**Input**
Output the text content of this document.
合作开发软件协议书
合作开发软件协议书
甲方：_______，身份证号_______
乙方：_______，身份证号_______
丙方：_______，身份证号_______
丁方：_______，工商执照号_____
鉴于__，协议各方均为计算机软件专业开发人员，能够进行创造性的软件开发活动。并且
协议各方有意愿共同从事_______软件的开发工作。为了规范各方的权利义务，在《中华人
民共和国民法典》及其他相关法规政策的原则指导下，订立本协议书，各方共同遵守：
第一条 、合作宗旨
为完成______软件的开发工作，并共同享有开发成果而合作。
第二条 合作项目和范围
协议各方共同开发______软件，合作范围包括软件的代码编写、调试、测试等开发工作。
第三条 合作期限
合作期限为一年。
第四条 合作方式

**Task details**
Could you transcribe the records in full, exactly?

**Exercise output**
Output the text content of this document.
合作开发软件协议书
合作开发软件协议书
甲方：_______，身份证号_______
乙方：_______，身份证号_______
丙方：_______，身份证号_______
丁方：_______，工商执照号_____
鉴于__，协议各方均为计算机软件专业开发人员，能够进行创造性的软件开发活动。并且
协议各方有意愿共同从事_______软件的开发工作。为了规范各方的权利义务，在《中华人
民共和国民法典》及其他相关法规政策的原则指导下，订立本协议书，各方共同遵守：
第一条 、合作宗旨
为完成______软件的开发工作，并共同享有开发成果而合作。
第二条 合作项目和范围
协议各方共同开发______软件，合作范围包括软件的代码编写、调试、测试等开发工作。
第三条 合作期限
合作期限为一年。
第四条 合作方式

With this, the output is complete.